What you are asked to do
Look through the data below. Pick out the lines holding the string "Lake".

## BEGIN Records for the exercise

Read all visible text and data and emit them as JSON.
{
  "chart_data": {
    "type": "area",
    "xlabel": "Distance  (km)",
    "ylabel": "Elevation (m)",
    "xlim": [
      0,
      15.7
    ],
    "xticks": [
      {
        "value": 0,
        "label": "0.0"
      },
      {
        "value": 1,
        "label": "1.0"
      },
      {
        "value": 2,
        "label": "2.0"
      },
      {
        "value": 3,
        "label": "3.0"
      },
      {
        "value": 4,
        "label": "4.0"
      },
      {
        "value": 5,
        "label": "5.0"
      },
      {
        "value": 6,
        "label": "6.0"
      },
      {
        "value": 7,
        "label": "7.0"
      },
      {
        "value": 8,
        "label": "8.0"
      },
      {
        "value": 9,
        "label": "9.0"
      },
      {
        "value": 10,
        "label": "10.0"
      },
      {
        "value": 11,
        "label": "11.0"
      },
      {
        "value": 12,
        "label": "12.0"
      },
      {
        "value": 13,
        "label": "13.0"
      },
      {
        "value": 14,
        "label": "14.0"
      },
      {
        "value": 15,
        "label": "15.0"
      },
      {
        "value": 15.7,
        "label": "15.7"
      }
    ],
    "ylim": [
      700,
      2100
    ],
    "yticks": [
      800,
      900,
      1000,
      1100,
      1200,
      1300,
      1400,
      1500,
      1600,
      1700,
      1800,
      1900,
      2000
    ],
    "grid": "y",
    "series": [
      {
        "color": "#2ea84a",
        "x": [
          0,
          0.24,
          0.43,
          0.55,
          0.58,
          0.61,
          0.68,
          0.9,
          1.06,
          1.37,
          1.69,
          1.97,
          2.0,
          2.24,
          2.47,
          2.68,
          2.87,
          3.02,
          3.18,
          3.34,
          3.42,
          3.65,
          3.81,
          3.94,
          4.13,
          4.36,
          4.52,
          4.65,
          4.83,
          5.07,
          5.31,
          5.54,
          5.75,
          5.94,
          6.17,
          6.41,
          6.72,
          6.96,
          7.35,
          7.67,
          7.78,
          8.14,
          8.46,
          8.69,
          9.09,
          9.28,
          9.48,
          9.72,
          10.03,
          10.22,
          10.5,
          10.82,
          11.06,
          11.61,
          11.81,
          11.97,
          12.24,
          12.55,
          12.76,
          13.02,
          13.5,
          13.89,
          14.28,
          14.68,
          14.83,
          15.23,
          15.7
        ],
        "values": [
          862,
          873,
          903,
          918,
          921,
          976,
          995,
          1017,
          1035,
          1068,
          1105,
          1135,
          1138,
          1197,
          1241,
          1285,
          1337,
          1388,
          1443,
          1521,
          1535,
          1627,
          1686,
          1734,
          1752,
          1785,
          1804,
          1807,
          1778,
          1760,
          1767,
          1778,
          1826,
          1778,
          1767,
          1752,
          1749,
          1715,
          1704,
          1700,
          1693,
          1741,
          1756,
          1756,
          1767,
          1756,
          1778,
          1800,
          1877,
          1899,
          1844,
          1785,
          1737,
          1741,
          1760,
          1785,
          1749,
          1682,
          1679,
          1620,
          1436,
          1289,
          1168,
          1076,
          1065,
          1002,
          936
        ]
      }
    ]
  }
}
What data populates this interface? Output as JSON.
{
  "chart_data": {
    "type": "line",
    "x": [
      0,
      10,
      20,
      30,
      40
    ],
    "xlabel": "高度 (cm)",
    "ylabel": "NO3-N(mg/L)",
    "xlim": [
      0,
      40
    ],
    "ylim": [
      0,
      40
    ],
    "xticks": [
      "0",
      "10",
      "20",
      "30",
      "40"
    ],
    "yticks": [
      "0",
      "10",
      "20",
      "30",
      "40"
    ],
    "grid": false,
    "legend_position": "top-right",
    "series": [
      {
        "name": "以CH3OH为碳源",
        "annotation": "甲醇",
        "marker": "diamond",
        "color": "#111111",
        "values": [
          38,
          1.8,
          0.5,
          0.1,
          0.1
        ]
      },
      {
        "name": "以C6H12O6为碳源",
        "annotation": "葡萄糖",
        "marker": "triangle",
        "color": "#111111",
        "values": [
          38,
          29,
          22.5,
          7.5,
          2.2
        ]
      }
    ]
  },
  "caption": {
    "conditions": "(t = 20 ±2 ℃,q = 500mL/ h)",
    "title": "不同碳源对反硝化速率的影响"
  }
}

## END Records for the exercise
## BEGIN Records for the exercise

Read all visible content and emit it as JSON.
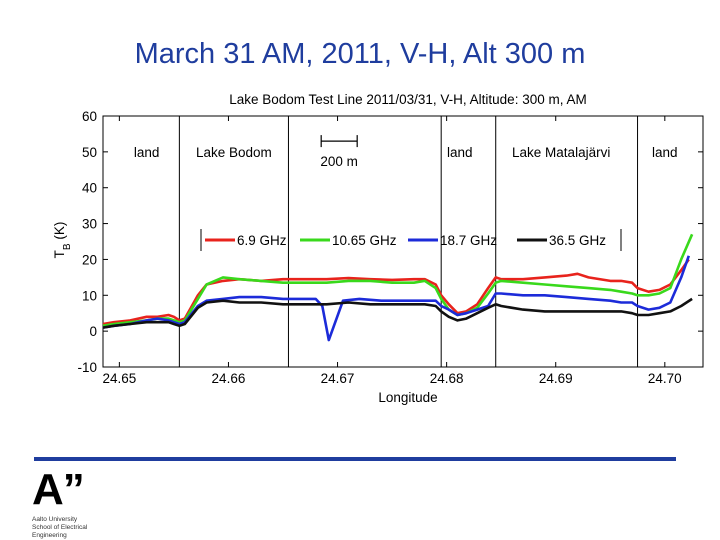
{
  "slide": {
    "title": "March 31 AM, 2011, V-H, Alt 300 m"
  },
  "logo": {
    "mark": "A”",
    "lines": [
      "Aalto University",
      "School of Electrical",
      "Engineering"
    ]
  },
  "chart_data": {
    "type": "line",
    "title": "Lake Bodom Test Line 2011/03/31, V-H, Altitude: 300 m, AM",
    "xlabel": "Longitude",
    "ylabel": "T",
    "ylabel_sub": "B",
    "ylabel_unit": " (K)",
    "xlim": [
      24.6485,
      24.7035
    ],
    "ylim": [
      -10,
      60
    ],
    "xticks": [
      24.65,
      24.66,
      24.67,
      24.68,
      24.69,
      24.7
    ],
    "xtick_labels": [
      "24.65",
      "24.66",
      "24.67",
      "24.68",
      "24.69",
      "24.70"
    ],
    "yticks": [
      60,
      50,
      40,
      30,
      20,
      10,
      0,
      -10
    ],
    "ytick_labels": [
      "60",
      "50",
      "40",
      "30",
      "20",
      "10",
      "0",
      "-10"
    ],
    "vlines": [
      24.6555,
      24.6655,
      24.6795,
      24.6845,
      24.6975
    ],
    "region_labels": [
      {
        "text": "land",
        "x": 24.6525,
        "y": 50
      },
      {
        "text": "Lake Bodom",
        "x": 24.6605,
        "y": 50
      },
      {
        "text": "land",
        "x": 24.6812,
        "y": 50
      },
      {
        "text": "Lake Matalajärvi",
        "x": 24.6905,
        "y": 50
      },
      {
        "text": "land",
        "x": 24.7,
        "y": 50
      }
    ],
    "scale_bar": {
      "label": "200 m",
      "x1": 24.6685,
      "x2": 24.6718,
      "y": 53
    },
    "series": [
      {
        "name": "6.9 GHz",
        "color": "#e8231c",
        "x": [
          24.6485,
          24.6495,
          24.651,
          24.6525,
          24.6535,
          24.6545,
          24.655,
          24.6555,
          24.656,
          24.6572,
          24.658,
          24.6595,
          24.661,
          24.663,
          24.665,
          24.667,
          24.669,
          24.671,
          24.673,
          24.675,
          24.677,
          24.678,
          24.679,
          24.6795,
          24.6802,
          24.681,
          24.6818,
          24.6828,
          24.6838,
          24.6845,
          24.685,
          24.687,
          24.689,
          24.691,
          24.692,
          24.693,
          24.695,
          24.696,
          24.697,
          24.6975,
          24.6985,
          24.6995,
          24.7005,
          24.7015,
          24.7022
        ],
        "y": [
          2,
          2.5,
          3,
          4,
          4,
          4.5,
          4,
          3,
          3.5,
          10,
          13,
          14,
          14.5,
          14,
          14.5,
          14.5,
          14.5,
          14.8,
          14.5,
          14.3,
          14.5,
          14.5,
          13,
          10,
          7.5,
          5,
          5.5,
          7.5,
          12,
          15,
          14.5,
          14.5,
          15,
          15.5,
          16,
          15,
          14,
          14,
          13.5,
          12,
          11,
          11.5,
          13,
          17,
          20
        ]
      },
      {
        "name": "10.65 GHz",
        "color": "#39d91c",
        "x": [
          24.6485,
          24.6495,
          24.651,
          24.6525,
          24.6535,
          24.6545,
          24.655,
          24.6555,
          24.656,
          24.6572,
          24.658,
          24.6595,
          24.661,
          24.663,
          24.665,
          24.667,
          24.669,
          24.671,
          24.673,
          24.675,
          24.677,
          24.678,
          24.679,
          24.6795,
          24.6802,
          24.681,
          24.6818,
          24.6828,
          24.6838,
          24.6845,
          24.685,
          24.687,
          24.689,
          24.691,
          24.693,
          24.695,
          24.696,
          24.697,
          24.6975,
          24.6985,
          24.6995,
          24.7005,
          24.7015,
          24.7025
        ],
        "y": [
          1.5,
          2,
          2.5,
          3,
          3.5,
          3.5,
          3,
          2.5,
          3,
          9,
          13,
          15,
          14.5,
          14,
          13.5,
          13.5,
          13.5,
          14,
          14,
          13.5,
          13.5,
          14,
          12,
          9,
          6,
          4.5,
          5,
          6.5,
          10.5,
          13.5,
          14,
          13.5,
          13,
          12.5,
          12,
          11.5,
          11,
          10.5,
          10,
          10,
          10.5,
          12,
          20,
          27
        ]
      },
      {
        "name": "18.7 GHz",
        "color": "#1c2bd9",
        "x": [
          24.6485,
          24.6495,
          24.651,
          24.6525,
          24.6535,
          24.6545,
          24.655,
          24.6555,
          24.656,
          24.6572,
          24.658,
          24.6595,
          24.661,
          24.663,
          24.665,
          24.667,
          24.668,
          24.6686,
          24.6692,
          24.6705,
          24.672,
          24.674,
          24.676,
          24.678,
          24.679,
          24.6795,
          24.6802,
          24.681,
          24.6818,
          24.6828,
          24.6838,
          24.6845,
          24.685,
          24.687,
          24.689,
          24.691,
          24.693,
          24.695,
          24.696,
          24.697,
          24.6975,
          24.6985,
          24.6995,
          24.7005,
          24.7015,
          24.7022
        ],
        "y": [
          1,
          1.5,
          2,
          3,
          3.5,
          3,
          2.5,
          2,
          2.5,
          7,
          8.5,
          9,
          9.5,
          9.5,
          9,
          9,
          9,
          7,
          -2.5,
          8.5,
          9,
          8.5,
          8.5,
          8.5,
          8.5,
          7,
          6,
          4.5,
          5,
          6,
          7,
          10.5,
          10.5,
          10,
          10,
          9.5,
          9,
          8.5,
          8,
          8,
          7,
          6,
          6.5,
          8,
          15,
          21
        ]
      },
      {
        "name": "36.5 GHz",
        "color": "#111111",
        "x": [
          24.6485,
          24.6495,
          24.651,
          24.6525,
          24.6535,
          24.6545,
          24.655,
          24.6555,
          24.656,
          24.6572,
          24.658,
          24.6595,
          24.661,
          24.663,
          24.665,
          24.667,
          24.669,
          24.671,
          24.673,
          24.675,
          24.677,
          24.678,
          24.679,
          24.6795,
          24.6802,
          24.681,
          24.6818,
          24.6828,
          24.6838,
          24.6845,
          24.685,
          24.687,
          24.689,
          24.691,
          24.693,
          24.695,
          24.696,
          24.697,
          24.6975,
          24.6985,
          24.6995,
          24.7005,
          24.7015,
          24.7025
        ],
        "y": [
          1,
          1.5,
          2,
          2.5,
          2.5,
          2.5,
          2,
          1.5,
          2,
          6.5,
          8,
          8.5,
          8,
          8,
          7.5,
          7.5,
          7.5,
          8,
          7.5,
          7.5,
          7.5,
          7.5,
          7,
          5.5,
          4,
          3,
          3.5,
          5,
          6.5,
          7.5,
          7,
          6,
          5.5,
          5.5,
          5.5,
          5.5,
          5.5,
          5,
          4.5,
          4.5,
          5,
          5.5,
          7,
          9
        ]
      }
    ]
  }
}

## END Records for the exercise

Problem solution
    "title": "Lake Bodom Test Line 2011/03/31, V-H, Altitude: 300 m, AM",
        "text": "Lake Bodom",
        "text": "Lake Matalajärvi",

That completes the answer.